> _SHORT PROBLEM_: Locate each line holding the string "JSON" and copy it.

•••••

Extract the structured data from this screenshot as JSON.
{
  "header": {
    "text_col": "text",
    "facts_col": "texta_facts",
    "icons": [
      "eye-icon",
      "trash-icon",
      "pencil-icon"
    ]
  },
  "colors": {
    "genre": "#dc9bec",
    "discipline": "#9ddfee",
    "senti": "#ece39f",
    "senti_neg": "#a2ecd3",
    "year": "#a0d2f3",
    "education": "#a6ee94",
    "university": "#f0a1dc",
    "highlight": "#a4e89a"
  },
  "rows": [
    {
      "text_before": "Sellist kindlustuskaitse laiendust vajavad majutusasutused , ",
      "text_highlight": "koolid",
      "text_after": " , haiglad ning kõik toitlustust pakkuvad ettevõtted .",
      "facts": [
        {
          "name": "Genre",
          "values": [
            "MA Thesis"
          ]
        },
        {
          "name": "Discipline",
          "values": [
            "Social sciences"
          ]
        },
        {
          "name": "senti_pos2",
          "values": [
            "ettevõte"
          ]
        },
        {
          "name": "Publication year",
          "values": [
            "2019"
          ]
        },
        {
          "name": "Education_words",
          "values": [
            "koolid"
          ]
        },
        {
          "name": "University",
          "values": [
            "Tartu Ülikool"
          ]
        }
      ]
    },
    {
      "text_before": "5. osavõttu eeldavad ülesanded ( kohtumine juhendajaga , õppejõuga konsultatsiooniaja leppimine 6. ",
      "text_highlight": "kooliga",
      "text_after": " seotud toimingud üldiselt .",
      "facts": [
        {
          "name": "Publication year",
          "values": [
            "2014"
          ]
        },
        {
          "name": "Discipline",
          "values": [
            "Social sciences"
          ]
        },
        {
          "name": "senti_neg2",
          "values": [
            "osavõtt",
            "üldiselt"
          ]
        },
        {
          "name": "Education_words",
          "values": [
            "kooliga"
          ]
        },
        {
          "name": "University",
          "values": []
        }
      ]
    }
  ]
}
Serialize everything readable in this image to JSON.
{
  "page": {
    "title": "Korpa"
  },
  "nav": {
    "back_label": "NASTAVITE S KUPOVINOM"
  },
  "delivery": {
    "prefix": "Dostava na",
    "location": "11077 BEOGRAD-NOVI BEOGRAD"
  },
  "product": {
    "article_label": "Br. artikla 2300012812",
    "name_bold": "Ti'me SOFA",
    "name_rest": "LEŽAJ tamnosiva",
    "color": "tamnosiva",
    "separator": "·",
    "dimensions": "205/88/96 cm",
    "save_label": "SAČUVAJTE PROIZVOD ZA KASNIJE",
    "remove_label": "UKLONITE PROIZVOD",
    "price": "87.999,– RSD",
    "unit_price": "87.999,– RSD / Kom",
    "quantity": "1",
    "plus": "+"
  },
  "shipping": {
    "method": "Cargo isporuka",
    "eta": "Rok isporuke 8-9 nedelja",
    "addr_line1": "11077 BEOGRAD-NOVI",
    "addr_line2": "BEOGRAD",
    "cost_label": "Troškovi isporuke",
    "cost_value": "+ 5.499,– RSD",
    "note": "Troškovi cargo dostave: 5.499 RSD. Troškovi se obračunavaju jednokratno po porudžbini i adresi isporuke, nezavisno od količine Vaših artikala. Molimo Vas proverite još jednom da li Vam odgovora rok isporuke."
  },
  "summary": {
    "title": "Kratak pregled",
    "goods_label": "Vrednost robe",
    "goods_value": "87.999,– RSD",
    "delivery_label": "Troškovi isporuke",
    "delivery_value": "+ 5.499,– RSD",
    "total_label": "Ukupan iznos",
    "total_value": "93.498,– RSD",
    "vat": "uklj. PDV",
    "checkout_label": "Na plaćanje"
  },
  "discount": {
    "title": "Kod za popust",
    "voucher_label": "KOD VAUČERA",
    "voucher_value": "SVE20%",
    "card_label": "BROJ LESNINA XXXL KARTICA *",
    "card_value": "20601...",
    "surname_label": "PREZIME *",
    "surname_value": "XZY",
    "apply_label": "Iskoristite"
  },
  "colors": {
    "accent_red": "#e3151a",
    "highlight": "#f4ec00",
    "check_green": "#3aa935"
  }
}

•••••

> _RESULT OF THIS EXERCISE_:
Extract the structured data from this screenshot as JSON.
Serialize everything readable in this image to JSON.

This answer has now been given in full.